--- TEXTO DE LECTURA ---

Ver esos ríos incandescentes desmembrar todo a su paso me trasladó, irremediablemente, a mi visita a Pompeya, hace ya unos cuantos años, contemplando la devastación de una catástrofe de descomunales consecuencias que con acabó con la vida de unas 5.000 personas a las que sorprendió el estallido del Vesubio. Evidentemente, la tecnología, la investigación y la preparación de nuestro tiempo han evitado secuelas mortales; sin embargo, no podrán esquivar las económicas y, por supuesto, las emocionales.

Mientras veía las escenas de casas y edificios engullidos por la lava no podía evitar ponerme en la piel de sus moradores, observando en la distancia la ruina en la que se convertían sus hogares. No se trata únicamente de las pérdidas materiales que, en muchos casos, son incalculables y, seguramente, difícilmente reemplazables; se trata, también, del valor sentimental y emocional que concedemos a esos espacios. Sería ridículo compararlo con la sensación que me provocó, hace unos años, llegar a casa y encontrar toda mi vida revuelta y por los suelos. Habían entrado a robar y, sinceramente, lo que se llevaron fue la menor de mis preocupaciones. Me estremeció y me turbó comprobar que alguien, un extraño, había entrado de ese modo a mi intimidad, había paseado por ella, sin permiso ni autorización. Me sentí insegura, violada de algún modo. Así que, cuando pienso en perder todo aquello que has construido a lo largo de los años en un único instante, se apodera de mí el miedo y el terror.

---

**EJERCICIOS PROPUESTOS:**
A – Responde estas preguntas sobre el texto acerca de la lava y el hogar perdido:
(i) ¿Qué lugar visitado años atrás viene a la memoria al ver los ríos incandescentes?
(ii) ¿Cuántas personas, aproximadamente, murieron en la catástrofe del Vesubio?
(iii) ¿Qué se encontró quien escribe al llegar a casa hace unos años?
B – Prosigue el texto acerca de la lava y el hogar perdido desde su última oración.
El material no interviene en absoluto en estas tareas.

--- DATOS EXTRAÍDOS ---

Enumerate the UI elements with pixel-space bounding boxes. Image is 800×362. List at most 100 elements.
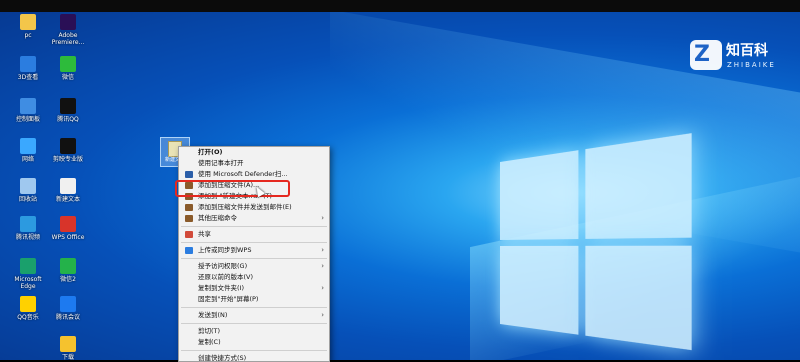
- desktop-icon-label: 控制面板: [15, 116, 40, 123]
- desktop-icon[interactable]: 控制面板: [8, 98, 48, 123]
- app-icon: [60, 258, 76, 274]
- desktop[interactable]: [0, 12, 800, 360]
- menu-separator: [181, 242, 327, 243]
- context-menu-item[interactable]: 固定到"开始"屏幕(P): [179, 294, 329, 305]
- desktop-icon[interactable]: 微信2: [48, 258, 88, 283]
- app-icon: [60, 296, 76, 312]
- desktop-icon[interactable]: 网络: [8, 138, 48, 163]
- context-menu-label: 复制(C): [198, 338, 221, 346]
- wps-cloud-icon: [185, 247, 193, 254]
- winrar-icon: [185, 204, 193, 211]
- highlight-box: [175, 180, 290, 197]
- watermark-badge: Z: [690, 40, 722, 70]
- context-menu-label: 使用 Microsoft Defender扫...: [198, 170, 288, 178]
- desktop-icon[interactable]: 剪映专业版: [48, 138, 88, 163]
- desktop-icon-label: pc: [24, 32, 32, 39]
- context-menu-item[interactable]: 还原以前的版本(V): [179, 272, 329, 283]
- context-menu-item[interactable]: 发送到(N) ›: [179, 310, 329, 321]
- menu-separator: [181, 226, 327, 227]
- app-icon: [60, 56, 76, 72]
- context-menu-item[interactable]: 打开(O): [179, 147, 329, 158]
- context-menu-item[interactable]: 授予访问权限(G) ›: [179, 261, 329, 272]
- desktop-icon-label: Microsoft Edge: [14, 276, 42, 290]
- desktop-icon-label: 3D查看: [17, 74, 39, 81]
- desktop-icon[interactable]: QQ音乐: [8, 296, 48, 321]
- app-icon: [60, 178, 76, 194]
- context-menu-item[interactable]: 其他压缩命令 ›: [179, 213, 329, 224]
- context-menu: 打开(O) 使用记事本打开使用 Microsoft Defender扫... 添加到…: [178, 146, 330, 362]
- desktop-icon-label: 网络: [21, 156, 34, 163]
- desktop-icon[interactable]: pc: [8, 14, 48, 39]
- context-menu-label: 发送到(N): [198, 311, 228, 319]
- watermark-title: 知百科: [726, 43, 768, 59]
- chevron-right-icon: ›: [321, 246, 324, 254]
- desktop-icon-label: 腾讯会议: [55, 314, 80, 321]
- app-icon: [20, 138, 36, 154]
- watermark-subtitle: ZHIBAIKE: [727, 61, 776, 69]
- context-menu-item[interactable]: 上传或同步到WPS ›: [179, 245, 329, 256]
- winrar-icon: [185, 215, 193, 222]
- desktop-icon-label: 微信: [61, 74, 74, 81]
- chevron-right-icon: ›: [321, 214, 324, 222]
- desktop-icon[interactable]: 腾讯QQ: [48, 98, 88, 123]
- context-menu-item[interactable]: 添加到压缩文件并发送到邮件(E): [179, 202, 329, 213]
- desktop-icon-label: 腾讯视频: [15, 234, 40, 241]
- watermark-z-icon: Z: [694, 42, 710, 67]
- context-menu-item[interactable]: 复制(C): [179, 337, 329, 348]
- context-menu-label: 固定到"开始"屏幕(P): [198, 295, 259, 303]
- share-icon: [185, 231, 193, 238]
- app-icon: [60, 14, 76, 30]
- desktop-icon-label: 回收站: [18, 196, 37, 203]
- context-menu-item[interactable]: 使用 Microsoft Defender扫...: [179, 169, 329, 180]
- desktop-icon[interactable]: 下载: [48, 336, 88, 361]
- desktop-icon[interactable]: WPS Office: [48, 216, 88, 241]
- context-menu-label: 创建快捷方式(S): [198, 354, 247, 362]
- watermark-logo: Z 知百科 ZHIBAIKE: [690, 40, 800, 76]
- desktop-icon[interactable]: 腾讯视频: [8, 216, 48, 241]
- desktop-icon[interactable]: 新建文本: [48, 178, 88, 203]
- chevron-right-icon: ›: [321, 284, 324, 292]
- desktop-icon[interactable]: Adobe Premiere...: [48, 14, 88, 46]
- desktop-icon[interactable]: 回收站: [8, 178, 48, 203]
- context-menu-item[interactable]: 剪切(T): [179, 326, 329, 337]
- desktop-icon-label: QQ音乐: [17, 314, 39, 321]
- context-menu-label: 还原以前的版本(V): [198, 273, 254, 281]
- chevron-right-icon: ›: [321, 311, 324, 319]
- app-icon: [60, 98, 76, 114]
- desktop-icon-label: Adobe Premiere...: [51, 32, 85, 46]
- context-menu-item[interactable]: 使用记事本打开: [179, 158, 329, 169]
- app-icon: [20, 98, 36, 114]
- desktop-icon[interactable]: 微信: [48, 56, 88, 81]
- top-band: [0, 0, 800, 12]
- context-menu-item[interactable]: 复制到文件夹(I) ›: [179, 283, 329, 294]
- desktop-icon[interactable]: 腾讯会议: [48, 296, 88, 321]
- context-menu-item[interactable]: 创建快捷方式(S): [179, 353, 329, 362]
- defender-icon: [185, 171, 193, 178]
- context-menu-label: 打开(O): [198, 148, 223, 156]
- context-menu-label: 使用记事本打开: [198, 159, 244, 167]
- context-menu-item[interactable]: 共享: [179, 229, 329, 240]
- desktop-icon-label: WPS Office: [51, 234, 85, 241]
- app-icon: [20, 258, 36, 274]
- app-icon: [20, 56, 36, 72]
- menu-separator: [181, 350, 327, 351]
- context-menu-label: 其他压缩命令: [198, 214, 237, 222]
- context-menu-label: 共享: [198, 230, 211, 238]
- context-menu-label: 授予访问权限(G): [198, 262, 248, 270]
- app-icon: [20, 14, 36, 30]
- app-icon: [20, 296, 36, 312]
- menu-separator: [181, 258, 327, 259]
- desktop-icon-label: 腾讯QQ: [57, 116, 79, 123]
- app-icon: [60, 216, 76, 232]
- app-icon: [20, 178, 36, 194]
- desktop-icon-label: 微信2: [60, 276, 76, 283]
- context-menu-label: 剪切(T): [198, 327, 221, 335]
- desktop-icon-label: 新建文本: [55, 196, 80, 203]
- context-menu-label: 上传或同步到WPS: [198, 246, 252, 254]
- desktop-icon[interactable]: 3D查看: [8, 56, 48, 81]
- desktop-icon-label: 剪映专业版: [52, 156, 83, 163]
- app-icon: [60, 336, 76, 352]
- windows-logo: [500, 131, 705, 360]
- desktop-icon[interactable]: Microsoft Edge: [8, 258, 48, 290]
- context-menu-label: 添加到压缩文件并发送到邮件(E): [198, 203, 292, 211]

---

**RESPUESTAS:**
A –
(i) Pompeya.
(ii) Unas 5.000 personas.
(iii) Toda su vida revuelta y por los suelos, porque habían entrado a robar.

B –
Es doloroso contemplar como tantas familias intentan a la desesperada ‘salvar los muebles’ arrojando sus pertenencias, in extremis, por los balcones y cargándolas en coches y furgonetas. Habrá posesiones cuya pérdida económica será difícil de afrontar, pero qué ocurre con las fotos, los libros firmados, los recuerdos… eso jamás será reparable. No sé si sería capaz de enfrentarme a ese momento con cordura y solvencia o entraría en pánico. Sea como fuere, en este caso, toca comenzar una nueva vida desde las cenizas y, estoy segura, que serán como el Ave Fénix.